Short task A: Please revise the records starting at the first line and ending at the line containing "download-csv-label: Download CSV", replacing "created" with "generated" and leaving everything else unchanged.

Like Texas, Hawaii was taken "as the cuckoo steals a nest." It
was the last place that could be overwhelmed by settlers and
remade - in American eyes- from an imperial possession into a
piece of home.
ROOSEVELT WAR MIND-SET
TAKE BY FORCE
At the end of the nineteenth century the machine guns were
rattling everywhere - in Sudan, French Indochina, the Congo and
they had been as genocidal on Argentina's pampas as on America's
Great Plains. The European powers had built empires around the
world and were getting ready to carve up China. Why shouldn't the
United States join in too, before all the pickings were gone?
With the Republicans carrying both White House and Congress,
imperialism was firmly in the saddle. When President William
McKinley took office in 1897, he chose a red-blooded expansionist
and militarist, Theodore Roosevelt, to be his assistant secretary
of the navy and, later, his vicepresident. "I should welcome
almost any war," Roosevelt wrote to a friend at the time, "for I
think this country needs one."
But other leading Americans were uneasy about overseas ambition
and keenly aware of the moral danger for a nation that deemed
itself the apostle of freedom. Such unlikely bed fellows as the
distinguished philosopher William James (brother of the novelist
Henry James), the industrialist Andrew Carnegie and a variety of
socialists, church groups and pacifists came together to form the
American Anti-Imperialist League.
After Hawaii the imperialists' next target was the forgotten
remnants of the Spanish Empire: Cuba, the Philippines, Guam, Wake
and a few other islands in the Pacific and Caribbean.
Local uprisings provided an excuse for American "concern." In
February 1898 the U.S. battleship Maine, showing the flag at
Havana, mysteriously blew up and sank with all hands. Hawkish
newspapers immediately blamed Spain, though the explosion may
well have been an accident. Within days of the sinking, Roosevelt
sent a squadron to the Philippines to make a surprise attack on a
Spanish fleet half a world away--giving the order more than two
months before the war itself began anywhere. The deed is doubly
suspicious in light of a letter Roosevelt had written to Henry
Cabot Lodge the previous September: "Our Asiatic squadron should
blockade, and if possible, take Manila." President McKinley had
ample time to recall the squadron, but he did not do so.

Information provided:
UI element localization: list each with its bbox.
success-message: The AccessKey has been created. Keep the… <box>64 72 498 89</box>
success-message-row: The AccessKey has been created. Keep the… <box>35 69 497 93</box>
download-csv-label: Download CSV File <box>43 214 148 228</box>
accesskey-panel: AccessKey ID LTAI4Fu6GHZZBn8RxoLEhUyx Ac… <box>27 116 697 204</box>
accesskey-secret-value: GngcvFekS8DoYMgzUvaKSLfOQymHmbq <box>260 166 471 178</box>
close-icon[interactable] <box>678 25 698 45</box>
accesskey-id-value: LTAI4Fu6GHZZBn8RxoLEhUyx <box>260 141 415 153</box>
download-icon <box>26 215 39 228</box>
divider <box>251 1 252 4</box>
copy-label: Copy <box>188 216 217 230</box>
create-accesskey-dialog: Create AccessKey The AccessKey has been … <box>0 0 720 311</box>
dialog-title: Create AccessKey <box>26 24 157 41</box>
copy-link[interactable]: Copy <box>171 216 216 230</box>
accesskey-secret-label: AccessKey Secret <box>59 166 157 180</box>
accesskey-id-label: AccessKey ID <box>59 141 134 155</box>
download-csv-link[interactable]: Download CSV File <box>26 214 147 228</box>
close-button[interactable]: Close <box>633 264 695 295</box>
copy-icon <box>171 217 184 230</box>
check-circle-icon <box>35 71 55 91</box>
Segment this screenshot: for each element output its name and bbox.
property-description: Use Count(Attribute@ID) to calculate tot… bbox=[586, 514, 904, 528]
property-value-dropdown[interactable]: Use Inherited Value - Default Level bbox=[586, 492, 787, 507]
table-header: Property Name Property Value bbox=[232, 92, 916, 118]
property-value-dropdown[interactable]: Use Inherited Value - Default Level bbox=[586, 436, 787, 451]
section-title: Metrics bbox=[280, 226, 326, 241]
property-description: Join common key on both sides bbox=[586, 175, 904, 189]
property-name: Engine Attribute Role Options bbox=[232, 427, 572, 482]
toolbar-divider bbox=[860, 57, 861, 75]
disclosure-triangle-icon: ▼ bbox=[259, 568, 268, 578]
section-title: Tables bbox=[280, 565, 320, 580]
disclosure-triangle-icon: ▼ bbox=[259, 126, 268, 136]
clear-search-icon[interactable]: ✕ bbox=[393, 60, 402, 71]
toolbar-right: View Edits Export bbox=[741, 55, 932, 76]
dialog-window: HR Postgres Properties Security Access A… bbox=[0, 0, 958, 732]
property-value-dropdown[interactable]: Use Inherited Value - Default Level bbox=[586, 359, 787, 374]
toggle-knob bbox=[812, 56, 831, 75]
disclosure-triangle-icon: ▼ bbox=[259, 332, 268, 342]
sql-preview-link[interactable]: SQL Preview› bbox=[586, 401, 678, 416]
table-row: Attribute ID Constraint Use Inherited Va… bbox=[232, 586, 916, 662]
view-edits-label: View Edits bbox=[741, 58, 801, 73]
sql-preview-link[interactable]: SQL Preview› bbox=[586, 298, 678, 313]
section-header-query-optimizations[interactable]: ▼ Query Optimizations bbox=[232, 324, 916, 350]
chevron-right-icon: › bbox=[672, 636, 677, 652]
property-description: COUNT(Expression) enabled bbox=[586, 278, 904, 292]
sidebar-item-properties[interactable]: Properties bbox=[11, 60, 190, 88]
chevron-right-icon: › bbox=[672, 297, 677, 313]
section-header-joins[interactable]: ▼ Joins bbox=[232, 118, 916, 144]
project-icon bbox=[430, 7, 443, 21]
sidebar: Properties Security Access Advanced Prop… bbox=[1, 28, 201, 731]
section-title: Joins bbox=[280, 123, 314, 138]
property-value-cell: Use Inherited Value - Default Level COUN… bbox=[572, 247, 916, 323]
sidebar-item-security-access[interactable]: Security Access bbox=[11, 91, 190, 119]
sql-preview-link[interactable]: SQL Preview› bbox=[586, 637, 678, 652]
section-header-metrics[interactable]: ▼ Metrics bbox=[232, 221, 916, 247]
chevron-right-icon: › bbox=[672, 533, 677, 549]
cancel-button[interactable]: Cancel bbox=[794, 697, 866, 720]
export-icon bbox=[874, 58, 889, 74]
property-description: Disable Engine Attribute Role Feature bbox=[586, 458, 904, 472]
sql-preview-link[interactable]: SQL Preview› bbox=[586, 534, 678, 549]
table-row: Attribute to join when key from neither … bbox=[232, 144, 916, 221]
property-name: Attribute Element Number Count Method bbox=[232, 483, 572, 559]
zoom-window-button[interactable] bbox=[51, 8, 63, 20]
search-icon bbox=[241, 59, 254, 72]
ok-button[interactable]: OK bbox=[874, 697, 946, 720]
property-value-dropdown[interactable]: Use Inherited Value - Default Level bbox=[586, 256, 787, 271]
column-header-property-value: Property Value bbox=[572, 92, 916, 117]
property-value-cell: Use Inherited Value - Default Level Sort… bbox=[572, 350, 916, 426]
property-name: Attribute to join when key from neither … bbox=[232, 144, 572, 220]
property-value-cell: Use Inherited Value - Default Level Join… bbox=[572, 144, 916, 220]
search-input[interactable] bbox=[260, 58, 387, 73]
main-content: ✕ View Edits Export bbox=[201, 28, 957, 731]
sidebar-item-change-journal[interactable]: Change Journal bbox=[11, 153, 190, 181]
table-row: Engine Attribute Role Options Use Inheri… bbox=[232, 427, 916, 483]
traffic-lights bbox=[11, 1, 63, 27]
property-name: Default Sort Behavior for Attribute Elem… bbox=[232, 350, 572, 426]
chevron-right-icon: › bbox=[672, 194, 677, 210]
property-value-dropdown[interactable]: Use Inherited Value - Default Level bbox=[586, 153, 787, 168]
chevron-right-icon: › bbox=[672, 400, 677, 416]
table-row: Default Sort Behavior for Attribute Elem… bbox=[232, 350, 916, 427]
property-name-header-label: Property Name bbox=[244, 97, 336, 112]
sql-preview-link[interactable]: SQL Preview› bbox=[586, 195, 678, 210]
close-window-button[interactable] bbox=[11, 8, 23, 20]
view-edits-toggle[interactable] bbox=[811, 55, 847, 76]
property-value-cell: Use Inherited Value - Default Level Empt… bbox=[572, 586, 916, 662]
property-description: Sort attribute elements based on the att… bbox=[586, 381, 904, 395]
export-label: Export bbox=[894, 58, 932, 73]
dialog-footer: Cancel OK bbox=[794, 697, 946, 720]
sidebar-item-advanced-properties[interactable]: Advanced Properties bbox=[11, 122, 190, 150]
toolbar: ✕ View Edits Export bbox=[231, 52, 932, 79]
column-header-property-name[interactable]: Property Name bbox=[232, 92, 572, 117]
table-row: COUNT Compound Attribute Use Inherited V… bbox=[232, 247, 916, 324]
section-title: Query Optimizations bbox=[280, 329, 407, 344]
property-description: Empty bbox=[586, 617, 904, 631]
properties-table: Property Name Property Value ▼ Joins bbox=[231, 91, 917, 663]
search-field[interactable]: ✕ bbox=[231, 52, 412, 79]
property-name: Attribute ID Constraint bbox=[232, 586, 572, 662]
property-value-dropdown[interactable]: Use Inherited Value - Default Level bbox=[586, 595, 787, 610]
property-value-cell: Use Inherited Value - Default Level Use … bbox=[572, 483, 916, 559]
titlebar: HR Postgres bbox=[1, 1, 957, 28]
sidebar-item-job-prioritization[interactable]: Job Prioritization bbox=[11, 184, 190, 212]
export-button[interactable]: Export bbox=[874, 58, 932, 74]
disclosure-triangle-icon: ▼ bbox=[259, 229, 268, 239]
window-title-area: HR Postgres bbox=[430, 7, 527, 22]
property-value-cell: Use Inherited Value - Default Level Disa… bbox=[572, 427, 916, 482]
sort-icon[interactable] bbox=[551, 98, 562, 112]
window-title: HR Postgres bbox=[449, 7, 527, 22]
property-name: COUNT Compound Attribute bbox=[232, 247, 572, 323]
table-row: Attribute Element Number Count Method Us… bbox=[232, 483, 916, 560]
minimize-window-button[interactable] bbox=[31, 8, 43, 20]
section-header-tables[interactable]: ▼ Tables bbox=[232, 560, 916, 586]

Short task B: Summarize the excerpt on American imperialism in two sentences.

Full answer A:
UI element localization: list each with its bbox.
success-message: The AccessKey has been generated. Keep the… <box>64 72 498 89</box>
success-message-row: The AccessKey has been generated. Keep the… <box>35 69 497 93</box>
download-csv-label: Download CSV File <box>43 214 148 228</box>

Full answer B: At the end of the nineteenth century, while European powers built empires, Republican-led America under McKinley embraced imperialism and chose the expansionist Theodore Roosevelt as assistant secretary of the navy, though figures such as William James and Andrew Carnegie joined socialists, church groups and pacifists to form the American Anti-Imperialist League. After Hawaii, the imperialists targeted Spain's remaining possessions, and after the Maine sank at Havana in February 1898, Roosevelt sent a squadron to attack a Spanish fleet in the Philippines more than two months before the war began, and McKinley did not recall it.